• EXERCISE OBJECTIVE:
Transcribe the records that follow exactly. Skip the pictures.

[Data excerpts]
⁂
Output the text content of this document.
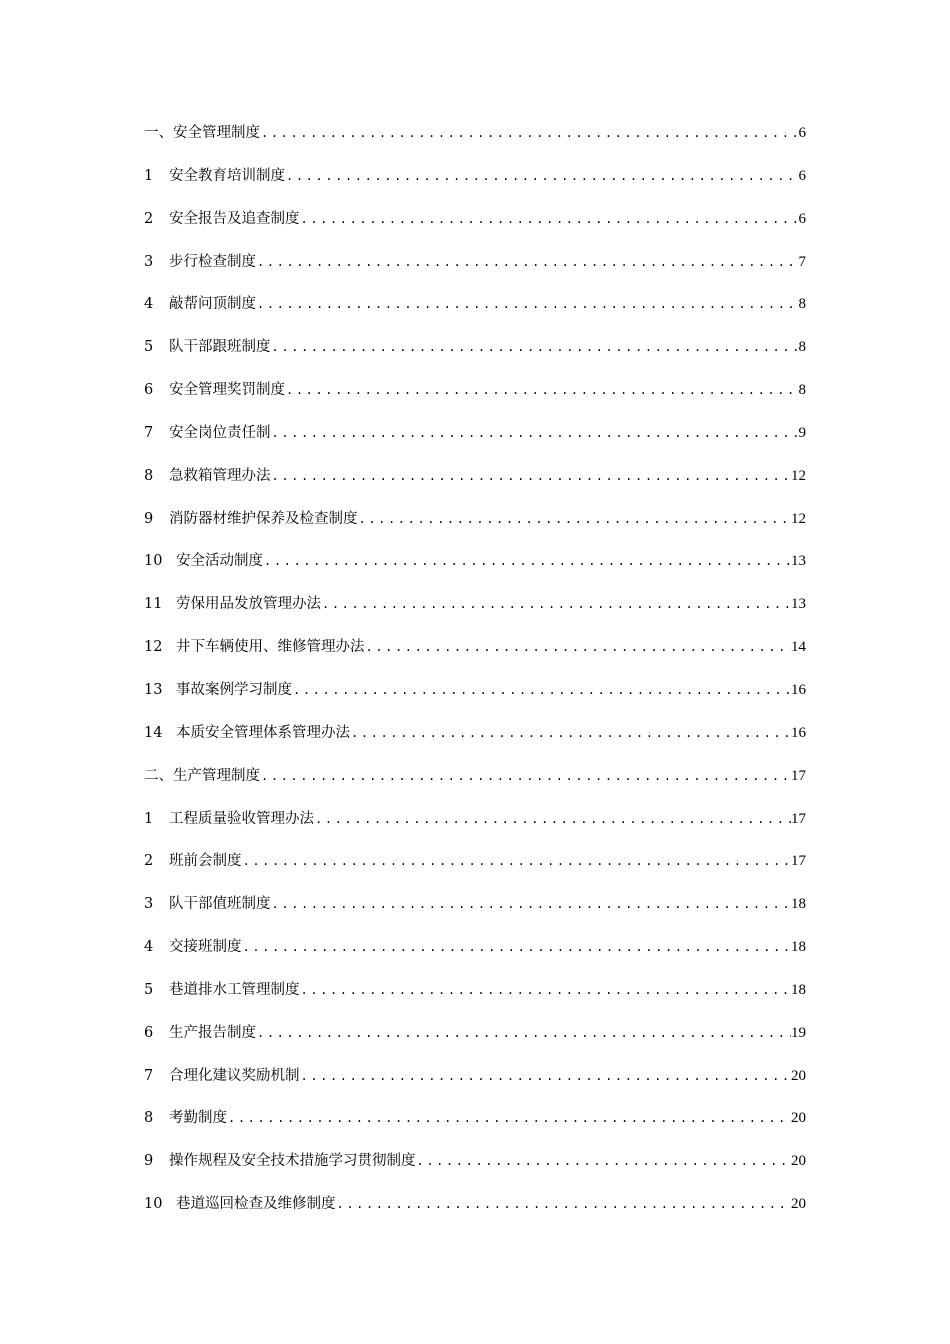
一、安全管理制度 .....	6
1	安全教育培训制度 .....	6
2	安全报告及追查制度 .....	6
3	步行检查制度 .....	7
4	敲帮问顶制度 .....	8
5	队干部跟班制度 .....	8
6	安全管理奖罚制度 .....	8
7	安全岗位责任制 .....	9
8	急救箱管理办法 .....	12
9	消防器材维护保养及检查制度 .....	12
10 安全活动制度 .....	13
11 劳保用品发放管理办法 .....	13
12 井下车辆使用、维修管理办法 .....	14
13 事故案例学习制度 .....	16
14 本质安全管理体系管理办法 .....	16
二、生产管理制度 .....	17
1	工程质量验收管理办法 .....	17
2	班前会制度 .....	17
3	队干部值班制度 .....	18
4	交接班制度 .....	18
5	巷道排水工管理制度 .....	18
6	生产报告制度 .....	19
7	合理化建议奖励机制 .....	20
8	考勤制度 .....	20
9	操作规程及安全技术措施学习贯彻制度 .....	20
10 巷道巡回检查及维修制度 .....	20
⁂
• WRITTEN SOLUTION:
Output the text content of this document.
一、安全管理制度 .....	6
1	安全教育培训制度 .....	6
2	安全报告及追查制度 .....	6
3	步行检查制度 .....	7
4	敲帮问顶制度 .....	8
5	队干部跟班制度 .....	8
6	安全管理奖罚制度 .....	8
7	安全岗位责任制 .....	9
8	急救箱管理办法 .....	12
9	消防器材维护保养及检查制度 .....	12
10 安全活动制度 .....	13
11 劳保用品发放管理办法 .....	13
12 井下车辆使用、维修管理办法 .....	14
13 事故案例学习制度 .....	16
14 本质安全管理体系管理办法 .....	16
二、生产管理制度 .....	17
1	工程质量验收管理办法 .....	17
2	班前会制度 .....	17
3	队干部值班制度 .....	18
4	交接班制度 .....	18
5	巷道排水工管理制度 .....	18
6	生产报告制度 .....	19
7	合理化建议奖励机制 .....	20
8	考勤制度 .....	20
9	操作规程及安全技术措施学习贯彻制度 .....	20
10 巷道巡回检查及维修制度 .....	20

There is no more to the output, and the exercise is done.